-- START OF Input records --

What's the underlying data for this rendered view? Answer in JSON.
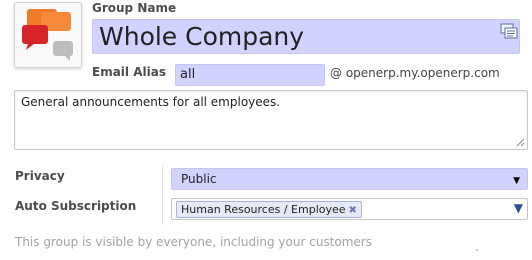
{
  "form": {
    "group_name_label": "Group Name",
    "group_name_value": "Whole Company",
    "email_alias_label": "Email Alias",
    "email_alias_value": "all",
    "email_alias_domain": "@ openerp.my.openerp.com",
    "description": "General announcements for all employees.",
    "privacy_label": "Privacy",
    "privacy_value": "Public",
    "auto_subscription_label": "Auto Subscription",
    "auto_subscription_tags": [
      "Human Resources / Employee"
    ],
    "help_text": "This group is visible by everyone, including your customers"
  },
  "colors": {
    "required_field_bg": "#d2d2ff",
    "label_text": "#4c4c4c",
    "help_text": "#a3a3a3",
    "tag_bg": "#e6eaf6"
  },
  "icons": {
    "logo": "speech-bubbles-icon",
    "translate": "translate-icon",
    "dropdown": "chevron-down-icon",
    "tag_remove": "close-icon"
  }
}
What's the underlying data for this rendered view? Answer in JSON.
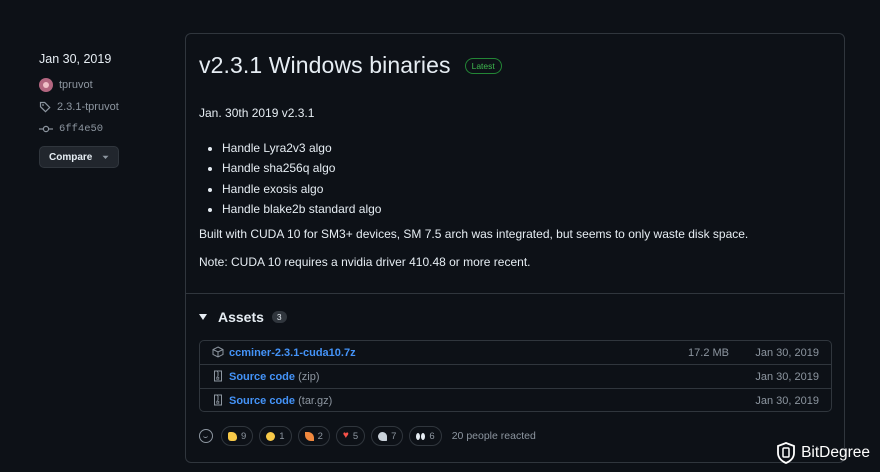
{
  "sidebar": {
    "date": "Jan 30, 2019",
    "author": "tpruvot",
    "tag": "2.3.1-tpruvot",
    "commit": "6ff4e50",
    "compare_label": "Compare"
  },
  "release": {
    "title": "v2.3.1 Windows binaries",
    "badge": "Latest",
    "date_line": "Jan. 30th 2019 v2.3.1",
    "bullets": [
      "Handle Lyra2v3 algo",
      "Handle sha256q algo",
      "Handle exosis algo",
      "Handle blake2b standard algo"
    ],
    "built_line": "Built with CUDA 10 for SM3+ devices, SM 7.5 arch was integrated, but seems to only waste disk space.",
    "note_line": "Note: CUDA 10 requires a nvidia driver 410.48 or more recent."
  },
  "assets": {
    "title": "Assets",
    "count": "3",
    "rows": [
      {
        "name": "ccminer-2.3.1-cuda10.7z",
        "ext": "",
        "size": "17.2 MB",
        "date": "Jan 30, 2019",
        "icon": "package-icon"
      },
      {
        "name": "Source code",
        "ext": "(zip)",
        "size": "",
        "date": "Jan 30, 2019",
        "icon": "file-zip-icon"
      },
      {
        "name": "Source code",
        "ext": "(tar.gz)",
        "size": "",
        "date": "Jan 30, 2019",
        "icon": "file-zip-icon"
      }
    ]
  },
  "reactions": {
    "items": [
      {
        "emoji": "thumbs-up",
        "count": "9",
        "color": "#f7c948"
      },
      {
        "emoji": "laugh",
        "count": "1",
        "color": "#f7c948"
      },
      {
        "emoji": "tada",
        "count": "2",
        "color": "#f0883e"
      },
      {
        "emoji": "heart",
        "count": "5",
        "color": "#f85149"
      },
      {
        "emoji": "rocket",
        "count": "7",
        "color": "#c9d1d9"
      },
      {
        "emoji": "eyes",
        "count": "6",
        "color": "#e6edf3"
      }
    ],
    "summary": "20 people reacted"
  },
  "watermark": {
    "text": "BitDegree"
  },
  "colors": {
    "background": "#0d1117",
    "border": "#30363d",
    "link": "#4493f8",
    "latest": "#3fb950"
  }
}
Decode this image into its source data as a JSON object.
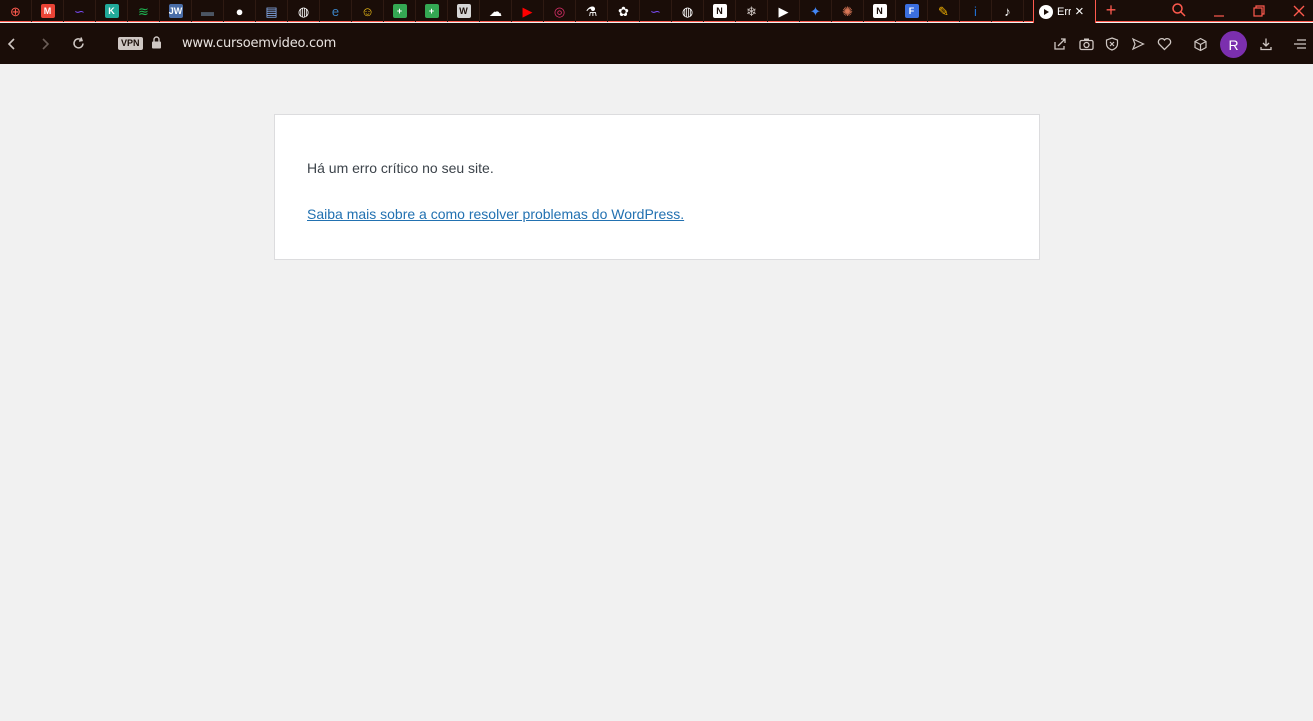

-- END OF Input records --

■ What the exercise asks ■
Look through the data and show every line containing "Handle".

■ The solution ■
      "Handle Lyra2v3 algo",
      "Handle sha256q algo",
      "Handle exosis algo",
      "Handle blake2b standard algo"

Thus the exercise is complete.